### Request
Print each line exactly as it is given.

### Data excerpts

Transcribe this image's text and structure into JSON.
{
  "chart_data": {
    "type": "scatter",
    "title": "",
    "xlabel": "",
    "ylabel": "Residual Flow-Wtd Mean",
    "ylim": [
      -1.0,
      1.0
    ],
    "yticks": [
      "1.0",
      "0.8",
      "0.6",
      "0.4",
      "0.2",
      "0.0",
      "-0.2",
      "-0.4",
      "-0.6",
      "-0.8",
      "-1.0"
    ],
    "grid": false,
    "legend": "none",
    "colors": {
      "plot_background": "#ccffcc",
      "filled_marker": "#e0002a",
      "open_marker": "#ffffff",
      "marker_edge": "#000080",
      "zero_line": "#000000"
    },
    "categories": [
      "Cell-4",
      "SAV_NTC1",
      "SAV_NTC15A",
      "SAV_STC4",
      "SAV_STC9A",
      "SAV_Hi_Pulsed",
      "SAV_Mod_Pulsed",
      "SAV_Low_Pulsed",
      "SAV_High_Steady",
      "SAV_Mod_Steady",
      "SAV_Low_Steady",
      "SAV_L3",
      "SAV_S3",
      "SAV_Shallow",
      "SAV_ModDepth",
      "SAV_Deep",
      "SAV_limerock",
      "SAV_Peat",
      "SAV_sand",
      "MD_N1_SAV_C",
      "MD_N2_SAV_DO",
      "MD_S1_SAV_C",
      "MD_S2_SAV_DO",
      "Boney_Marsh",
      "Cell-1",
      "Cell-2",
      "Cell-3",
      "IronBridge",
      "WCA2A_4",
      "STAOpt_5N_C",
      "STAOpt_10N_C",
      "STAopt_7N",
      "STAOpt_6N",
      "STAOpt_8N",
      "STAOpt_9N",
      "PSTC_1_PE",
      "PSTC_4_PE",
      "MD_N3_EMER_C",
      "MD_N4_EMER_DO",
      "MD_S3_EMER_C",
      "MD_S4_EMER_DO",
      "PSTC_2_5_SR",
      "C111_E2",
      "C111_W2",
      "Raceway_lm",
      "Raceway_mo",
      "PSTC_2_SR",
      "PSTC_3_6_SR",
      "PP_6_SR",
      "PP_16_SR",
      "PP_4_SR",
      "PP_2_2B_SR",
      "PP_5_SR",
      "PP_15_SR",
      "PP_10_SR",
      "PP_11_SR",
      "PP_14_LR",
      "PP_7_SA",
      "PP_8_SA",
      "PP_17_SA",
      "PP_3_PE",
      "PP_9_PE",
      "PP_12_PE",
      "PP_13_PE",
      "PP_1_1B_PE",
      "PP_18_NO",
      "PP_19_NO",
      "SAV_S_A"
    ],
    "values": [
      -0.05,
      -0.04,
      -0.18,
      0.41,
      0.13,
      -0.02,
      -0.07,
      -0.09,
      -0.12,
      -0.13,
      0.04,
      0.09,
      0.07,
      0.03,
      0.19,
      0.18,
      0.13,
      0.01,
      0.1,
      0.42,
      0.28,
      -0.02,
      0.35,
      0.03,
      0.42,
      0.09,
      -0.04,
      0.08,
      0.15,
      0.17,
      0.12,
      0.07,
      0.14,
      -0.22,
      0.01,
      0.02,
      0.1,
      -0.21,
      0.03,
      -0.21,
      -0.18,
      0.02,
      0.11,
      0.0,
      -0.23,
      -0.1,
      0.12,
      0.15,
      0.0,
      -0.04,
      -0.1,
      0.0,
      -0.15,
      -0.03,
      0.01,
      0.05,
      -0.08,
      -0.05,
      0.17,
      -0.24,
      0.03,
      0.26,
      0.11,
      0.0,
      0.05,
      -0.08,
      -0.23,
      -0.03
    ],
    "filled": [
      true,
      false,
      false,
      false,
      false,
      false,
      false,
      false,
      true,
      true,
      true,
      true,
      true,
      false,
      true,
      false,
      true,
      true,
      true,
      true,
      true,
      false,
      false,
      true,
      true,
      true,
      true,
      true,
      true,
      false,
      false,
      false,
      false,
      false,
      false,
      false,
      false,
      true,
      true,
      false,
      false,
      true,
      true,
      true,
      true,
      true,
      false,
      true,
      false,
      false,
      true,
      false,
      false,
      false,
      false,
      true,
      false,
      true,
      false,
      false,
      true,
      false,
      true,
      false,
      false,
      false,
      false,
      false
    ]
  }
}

### Solution to the problem
Transcribe this image's text and structure into JSON.
{
  "chart_data": {
    "type": "scatter",
    "title": "",
    "xlabel": "",
    "ylabel": "Residual Flow-Wtd Mean",
    "ylim": [
      -1.0,
      1.0
    ],
    "yticks": [
      "1.0",
      "0.8",
      "0.6",
      "0.4",
      "0.2",
      "0.0",
      "-0.2",
      "-0.4",
      "-0.6",
      "-0.8",
      "-1.0"
    ],
    "grid": false,
    "legend": "none",
    "colors": {
      "plot_background": "#ccffcc",
      "filled_marker": "#e0002a",
      "open_marker": "#ffffff",
      "marker_edge": "#000080",
      "zero_line": "#000000"
    },
    "categories": [
      "Cell-4",
      "SAV_NTC1",
      "SAV_NTC15A",
      "SAV_STC4",
      "SAV_STC9A",
      "SAV_Hi_Pulsed",
      "SAV_Mod_Pulsed",
      "SAV_Low_Pulsed",
      "SAV_High_Steady",
      "SAV_Mod_Steady",
      "SAV_Low_Steady",
      "SAV_L3",
      "SAV_S3",
      "SAV_Shallow",
      "SAV_ModDepth",
      "SAV_Deep",
      "SAV_limerock",
      "SAV_Peat",
      "SAV_sand",
      "MD_N1_SAV_C",
      "MD_N2_SAV_DO",
      "MD_S1_SAV_C",
      "MD_S2_SAV_DO",
      "Boney_Marsh",
      "Cell-1",
      "Cell-2",
      "Cell-3",
      "IronBridge",
      "WCA2A_4",
      "STAOpt_5N_C",
      "STAOpt_10N_C",
      "STAopt_7N",
      "STAOpt_6N",
      "STAOpt_8N",
      "STAOpt_9N",
      "PSTC_1_PE",
      "PSTC_4_PE",
      "MD_N3_EMER_C",
      "MD_N4_EMER_DO",
      "MD_S3_EMER_C",
      "MD_S4_EMER_DO",
      "PSTC_2_5_SR",
      "C111_E2",
      "C111_W2",
      "Raceway_lm",
      "Raceway_mo",
      "PSTC_2_SR",
      "PSTC_3_6_SR",
      "PP_6_SR",
      "PP_16_SR",
      "PP_4_SR",
      "PP_2_2B_SR",
      "PP_5_SR",
      "PP_15_SR",
      "PP_10_SR",
      "PP_11_SR",
      "PP_14_LR",
      "PP_7_SA",
      "PP_8_SA",
      "PP_17_SA",
      "PP_3_PE",
      "PP_9_PE",
      "PP_12_PE",
      "PP_13_PE",
      "PP_1_1B_PE",
      "PP_18_NO",
      "PP_19_NO",
      "SAV_S_A"
    ],
    "values": [
      -0.05,
      -0.04,
      -0.18,
      0.41,
      0.13,
      -0.02,
      -0.07,
      -0.09,
      -0.12,
      -0.13,
      0.04,
      0.09,
      0.07,
      0.03,
      0.19,
      0.18,
      0.13,
      0.01,
      0.1,
      0.42,
      0.28,
      -0.02,
      0.35,
      0.03,
      0.42,
      0.09,
      -0.04,
      0.08,
      0.15,
      0.17,
      0.12,
      0.07,
      0.14,
      -0.22,
      0.01,
      0.02,
      0.1,
      -0.21,
      0.03,
      -0.21,
      -0.18,
      0.02,
      0.11,
      0.0,
      -0.23,
      -0.1,
      0.12,
      0.15,
      0.0,
      -0.04,
      -0.1,
      0.0,
      -0.15,
      -0.03,
      0.01,
      0.05,
      -0.08,
      -0.05,
      0.17,
      -0.24,
      0.03,
      0.26,
      0.11,
      0.0,
      0.05,
      -0.08,
      -0.23,
      -0.03
    ],
    "filled": [
      true,
      false,
      false,
      false,
      false,
      false,
      false,
      false,
      true,
      true,
      true,
      true,
      true,
      false,
      true,
      false,
      true,
      true,
      true,
      true,
      true,
      false,
      false,
      true,
      true,
      true,
      true,
      true,
      true,
      false,
      false,
      false,
      false,
      false,
      false,
      false,
      false,
      true,
      true,
      false,
      false,
      true,
      true,
      true,
      true,
      true,
      false,
      true,
      false,
      false,
      true,
      false,
      false,
      false,
      false,
      true,
      false,
      true,
      false,
      false,
      true,
      false,
      true,
      false,
      false,
      false,
      false,
      false
    ]
  }
}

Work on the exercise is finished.